## START
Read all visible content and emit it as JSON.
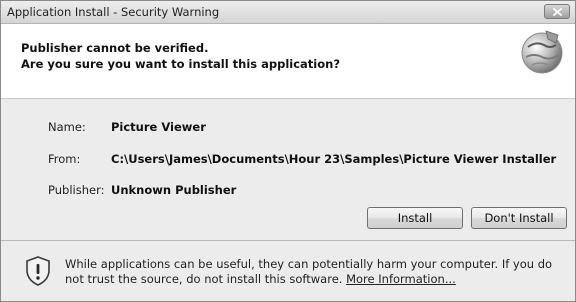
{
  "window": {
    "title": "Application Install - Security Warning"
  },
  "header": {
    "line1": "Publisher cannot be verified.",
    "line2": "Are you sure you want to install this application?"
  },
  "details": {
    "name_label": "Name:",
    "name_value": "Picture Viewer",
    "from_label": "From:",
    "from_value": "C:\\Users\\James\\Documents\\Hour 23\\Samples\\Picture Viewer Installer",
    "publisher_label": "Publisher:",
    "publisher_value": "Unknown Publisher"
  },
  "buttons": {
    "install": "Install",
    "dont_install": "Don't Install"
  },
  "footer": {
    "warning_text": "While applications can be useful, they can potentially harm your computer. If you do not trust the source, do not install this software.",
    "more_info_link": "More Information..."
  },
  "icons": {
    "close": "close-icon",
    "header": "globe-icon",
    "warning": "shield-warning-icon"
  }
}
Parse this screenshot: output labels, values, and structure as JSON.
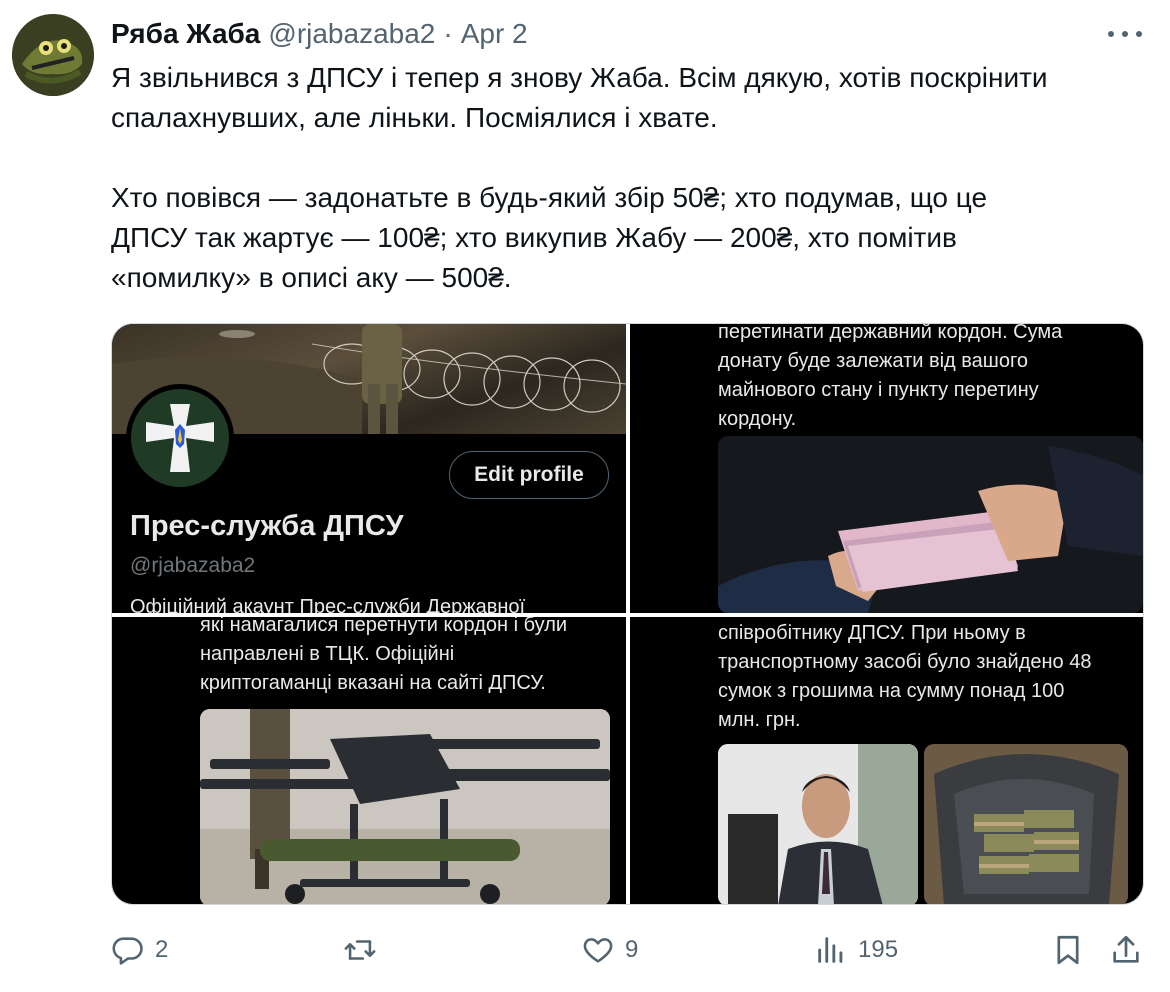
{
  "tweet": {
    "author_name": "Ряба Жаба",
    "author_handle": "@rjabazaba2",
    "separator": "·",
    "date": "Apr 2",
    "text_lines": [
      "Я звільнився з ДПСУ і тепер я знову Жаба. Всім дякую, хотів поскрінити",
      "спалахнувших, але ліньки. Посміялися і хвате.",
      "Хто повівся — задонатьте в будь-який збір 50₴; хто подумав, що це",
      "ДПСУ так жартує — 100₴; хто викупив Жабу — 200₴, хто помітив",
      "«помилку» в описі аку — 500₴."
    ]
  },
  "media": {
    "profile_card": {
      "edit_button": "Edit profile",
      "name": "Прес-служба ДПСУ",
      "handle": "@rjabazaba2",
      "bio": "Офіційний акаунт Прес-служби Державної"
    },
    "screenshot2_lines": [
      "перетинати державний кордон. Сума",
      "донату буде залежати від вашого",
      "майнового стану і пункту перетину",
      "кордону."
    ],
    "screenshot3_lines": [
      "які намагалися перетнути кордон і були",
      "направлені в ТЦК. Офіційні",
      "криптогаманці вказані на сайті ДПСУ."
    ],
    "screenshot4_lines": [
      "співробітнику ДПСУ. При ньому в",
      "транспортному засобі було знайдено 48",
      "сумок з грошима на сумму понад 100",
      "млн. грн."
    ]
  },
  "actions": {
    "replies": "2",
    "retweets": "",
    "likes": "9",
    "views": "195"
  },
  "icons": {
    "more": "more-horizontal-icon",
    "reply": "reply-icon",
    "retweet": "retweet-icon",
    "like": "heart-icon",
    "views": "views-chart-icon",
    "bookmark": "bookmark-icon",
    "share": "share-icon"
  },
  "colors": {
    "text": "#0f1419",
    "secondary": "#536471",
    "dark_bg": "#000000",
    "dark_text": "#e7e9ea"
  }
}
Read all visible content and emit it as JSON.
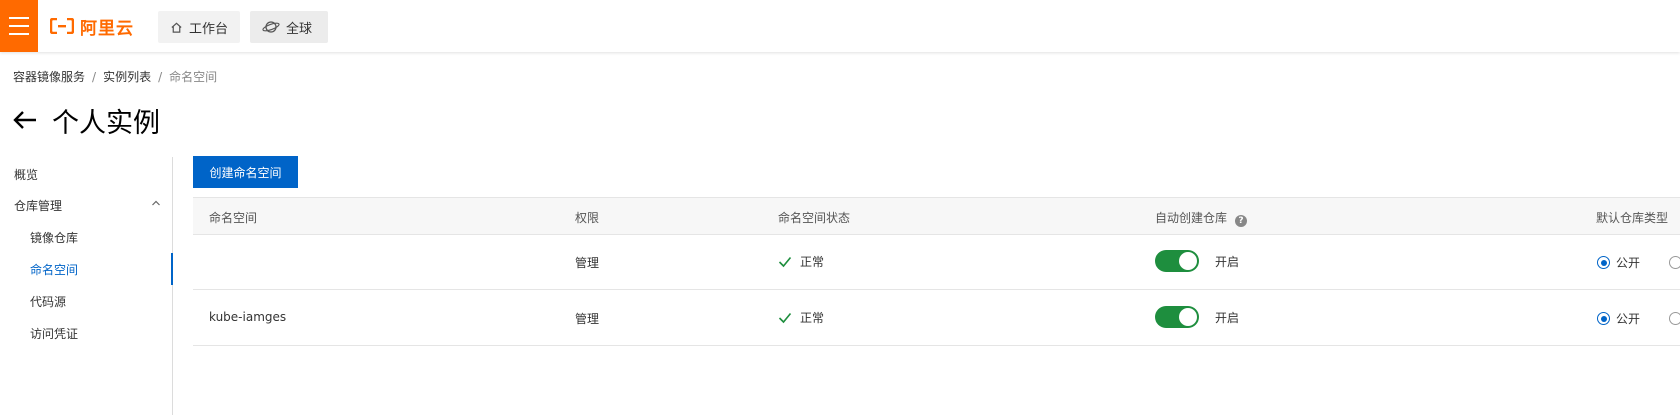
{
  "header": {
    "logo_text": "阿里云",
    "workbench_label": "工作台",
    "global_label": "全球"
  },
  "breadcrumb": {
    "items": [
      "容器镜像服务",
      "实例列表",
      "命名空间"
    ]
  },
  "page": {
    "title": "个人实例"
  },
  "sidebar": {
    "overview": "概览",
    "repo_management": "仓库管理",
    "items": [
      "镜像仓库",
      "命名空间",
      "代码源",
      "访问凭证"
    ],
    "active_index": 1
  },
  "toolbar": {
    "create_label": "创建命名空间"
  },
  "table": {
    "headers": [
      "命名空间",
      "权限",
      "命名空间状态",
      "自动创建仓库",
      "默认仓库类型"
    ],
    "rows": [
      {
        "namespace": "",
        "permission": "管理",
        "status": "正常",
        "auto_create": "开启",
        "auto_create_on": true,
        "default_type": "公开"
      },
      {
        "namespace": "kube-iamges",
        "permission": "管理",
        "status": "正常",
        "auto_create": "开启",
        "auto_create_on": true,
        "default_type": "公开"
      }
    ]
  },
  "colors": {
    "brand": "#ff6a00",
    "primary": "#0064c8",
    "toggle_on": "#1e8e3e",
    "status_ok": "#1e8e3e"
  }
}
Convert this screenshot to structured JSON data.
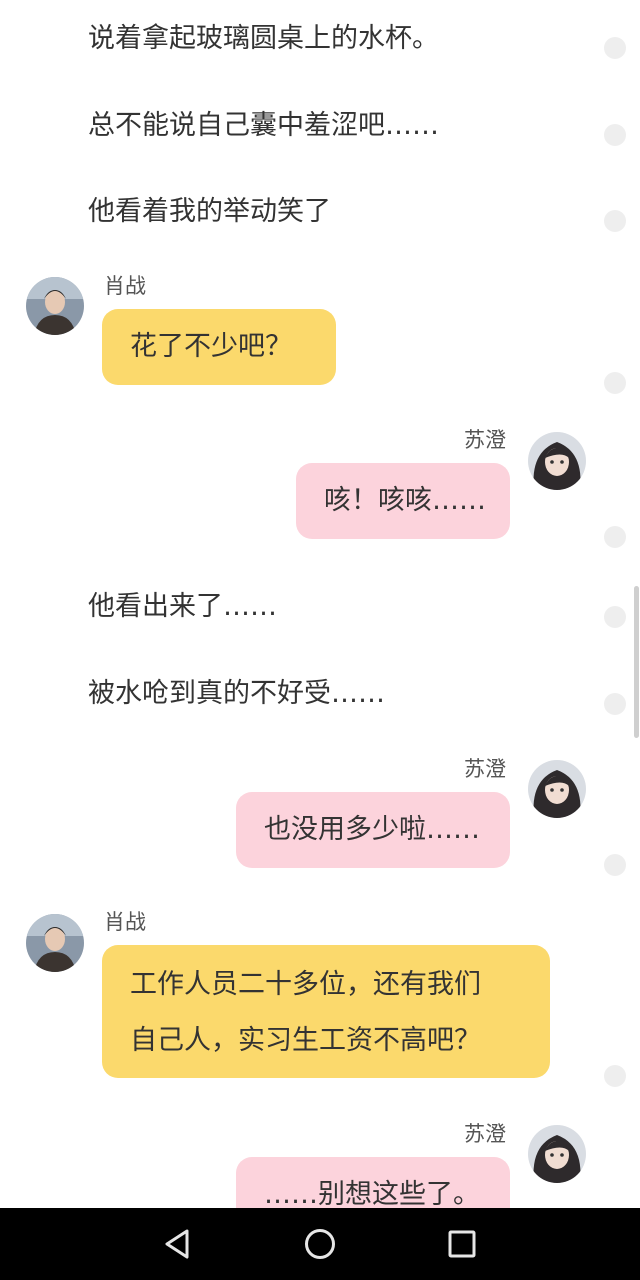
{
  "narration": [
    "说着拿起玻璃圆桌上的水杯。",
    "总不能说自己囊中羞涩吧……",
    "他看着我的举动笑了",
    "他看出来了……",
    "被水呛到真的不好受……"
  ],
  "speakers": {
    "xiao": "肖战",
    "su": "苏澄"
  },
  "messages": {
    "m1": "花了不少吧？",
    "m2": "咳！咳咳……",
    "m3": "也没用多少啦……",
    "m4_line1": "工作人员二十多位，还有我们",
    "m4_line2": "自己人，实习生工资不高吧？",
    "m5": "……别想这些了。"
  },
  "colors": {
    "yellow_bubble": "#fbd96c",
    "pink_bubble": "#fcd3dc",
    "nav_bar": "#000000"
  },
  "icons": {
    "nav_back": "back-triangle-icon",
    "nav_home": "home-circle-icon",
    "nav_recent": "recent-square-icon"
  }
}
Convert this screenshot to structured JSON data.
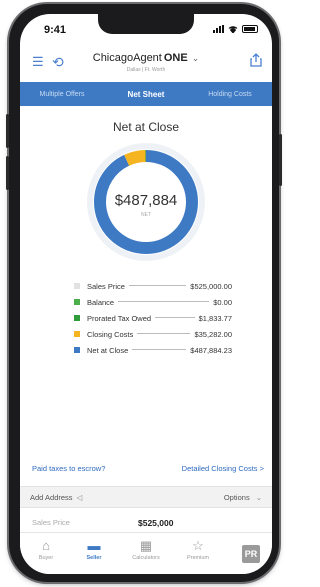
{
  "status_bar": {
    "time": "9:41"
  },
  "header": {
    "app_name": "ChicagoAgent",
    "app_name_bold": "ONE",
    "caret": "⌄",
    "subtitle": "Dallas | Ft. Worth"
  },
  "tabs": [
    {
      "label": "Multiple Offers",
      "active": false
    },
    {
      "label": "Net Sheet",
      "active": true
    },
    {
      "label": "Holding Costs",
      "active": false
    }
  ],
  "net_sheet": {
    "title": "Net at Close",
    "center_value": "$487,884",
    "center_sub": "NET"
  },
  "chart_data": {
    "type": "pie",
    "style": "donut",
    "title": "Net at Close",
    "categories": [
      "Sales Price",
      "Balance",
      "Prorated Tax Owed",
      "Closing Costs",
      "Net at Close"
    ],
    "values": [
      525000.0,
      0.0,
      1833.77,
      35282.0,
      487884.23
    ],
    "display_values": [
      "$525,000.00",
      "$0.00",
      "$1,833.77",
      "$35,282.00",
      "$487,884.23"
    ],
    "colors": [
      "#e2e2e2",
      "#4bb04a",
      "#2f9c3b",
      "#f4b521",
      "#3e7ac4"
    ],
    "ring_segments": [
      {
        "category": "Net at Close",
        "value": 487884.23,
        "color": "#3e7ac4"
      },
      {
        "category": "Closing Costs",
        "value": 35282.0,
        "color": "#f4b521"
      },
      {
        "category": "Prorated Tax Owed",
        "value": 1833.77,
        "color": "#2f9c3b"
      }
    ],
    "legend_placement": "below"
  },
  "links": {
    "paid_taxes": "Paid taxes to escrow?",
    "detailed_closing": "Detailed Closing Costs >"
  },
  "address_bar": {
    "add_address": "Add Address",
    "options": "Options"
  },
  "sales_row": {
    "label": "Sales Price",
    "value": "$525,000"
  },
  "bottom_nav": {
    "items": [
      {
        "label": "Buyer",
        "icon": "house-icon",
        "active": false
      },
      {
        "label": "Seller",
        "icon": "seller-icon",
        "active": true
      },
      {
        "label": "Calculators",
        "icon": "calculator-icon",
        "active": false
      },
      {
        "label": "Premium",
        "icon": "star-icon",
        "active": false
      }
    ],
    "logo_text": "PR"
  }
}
## END
From the records given above, copy all lines containing "ДПСУ".

      "Я звільнився з ДПСУ і тепер я знову Жаба. Всім дякую, хотів поскрінити",
      "ДПСУ так жартує — 100₴; хто викупив Жабу — 200₴, хто помітив",
      "name": "Прес-служба ДПСУ",
      "криптогаманці вказані на сайті ДПСУ."
      "співробітнику ДПСУ. При ньому в",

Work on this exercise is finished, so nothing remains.